Short exercise: Extract all of the entries and set them down verbatim.

Dataset entries:
** Begin **

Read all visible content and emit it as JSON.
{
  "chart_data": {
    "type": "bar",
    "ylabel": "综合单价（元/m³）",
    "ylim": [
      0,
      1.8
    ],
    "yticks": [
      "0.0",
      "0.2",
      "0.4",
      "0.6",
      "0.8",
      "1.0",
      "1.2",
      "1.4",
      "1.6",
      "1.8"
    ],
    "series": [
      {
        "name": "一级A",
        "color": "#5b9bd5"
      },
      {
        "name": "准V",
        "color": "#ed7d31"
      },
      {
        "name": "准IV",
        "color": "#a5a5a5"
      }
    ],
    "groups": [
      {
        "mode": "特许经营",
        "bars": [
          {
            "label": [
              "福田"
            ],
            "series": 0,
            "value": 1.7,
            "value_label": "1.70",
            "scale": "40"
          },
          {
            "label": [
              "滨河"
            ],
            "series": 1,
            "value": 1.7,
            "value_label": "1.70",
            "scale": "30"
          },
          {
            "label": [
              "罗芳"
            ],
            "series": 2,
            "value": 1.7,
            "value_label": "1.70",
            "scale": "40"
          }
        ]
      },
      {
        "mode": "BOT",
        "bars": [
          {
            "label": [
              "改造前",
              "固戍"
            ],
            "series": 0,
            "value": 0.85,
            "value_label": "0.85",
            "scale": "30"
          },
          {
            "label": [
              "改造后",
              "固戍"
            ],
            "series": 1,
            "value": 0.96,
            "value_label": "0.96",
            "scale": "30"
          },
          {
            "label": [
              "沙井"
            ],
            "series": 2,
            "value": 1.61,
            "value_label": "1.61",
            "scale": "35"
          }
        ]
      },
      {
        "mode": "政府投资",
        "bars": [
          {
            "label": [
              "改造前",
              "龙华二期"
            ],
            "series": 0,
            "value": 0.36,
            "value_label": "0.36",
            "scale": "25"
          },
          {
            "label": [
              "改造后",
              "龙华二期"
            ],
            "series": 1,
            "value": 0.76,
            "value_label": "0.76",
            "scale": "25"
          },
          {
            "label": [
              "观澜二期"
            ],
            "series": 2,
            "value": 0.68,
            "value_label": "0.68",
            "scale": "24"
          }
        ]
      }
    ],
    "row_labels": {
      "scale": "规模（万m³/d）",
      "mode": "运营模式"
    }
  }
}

** End **

Correct response:
Read all visible content and emit it as JSON.
{
  "chart_data": {
    "type": "bar",
    "ylabel": "综合单价（元/m³）",
    "ylim": [
      0,
      1.8
    ],
    "yticks": [
      "0.0",
      "0.2",
      "0.4",
      "0.6",
      "0.8",
      "1.0",
      "1.2",
      "1.4",
      "1.6",
      "1.8"
    ],
    "series": [
      {
        "name": "一级A",
        "color": "#5b9bd5"
      },
      {
        "name": "准V",
        "color": "#ed7d31"
      },
      {
        "name": "准IV",
        "color": "#a5a5a5"
      }
    ],
    "groups": [
      {
        "mode": "特许经营",
        "bars": [
          {
            "label": [
              "福田"
            ],
            "series": 0,
            "value": 1.7,
            "value_label": "1.70",
            "scale": "40"
          },
          {
            "label": [
              "滨河"
            ],
            "series": 1,
            "value": 1.7,
            "value_label": "1.70",
            "scale": "30"
          },
          {
            "label": [
              "罗芳"
            ],
            "series": 2,
            "value": 1.7,
            "value_label": "1.70",
            "scale": "40"
          }
        ]
      },
      {
        "mode": "BOT",
        "bars": [
          {
            "label": [
              "改造前",
              "固戍"
            ],
            "series": 0,
            "value": 0.85,
            "value_label": "0.85",
            "scale": "30"
          },
          {
            "label": [
              "改造后",
              "固戍"
            ],
            "series": 1,
            "value": 0.96,
            "value_label": "0.96",
            "scale": "30"
          },
          {
            "label": [
              "沙井"
            ],
            "series": 2,
            "value": 1.61,
            "value_label": "1.61",
            "scale": "35"
          }
        ]
      },
      {
        "mode": "政府投资",
        "bars": [
          {
            "label": [
              "改造前",
              "龙华二期"
            ],
            "series": 0,
            "value": 0.36,
            "value_label": "0.36",
            "scale": "25"
          },
          {
            "label": [
              "改造后",
              "龙华二期"
            ],
            "series": 1,
            "value": 0.76,
            "value_label": "0.76",
            "scale": "25"
          },
          {
            "label": [
              "观澜二期"
            ],
            "series": 2,
            "value": 0.68,
            "value_label": "0.68",
            "scale": "24"
          }
        ]
      }
    ],
    "row_labels": {
      "scale": "规模（万m³/d）",
      "mode": "运营模式"
    }
  }
}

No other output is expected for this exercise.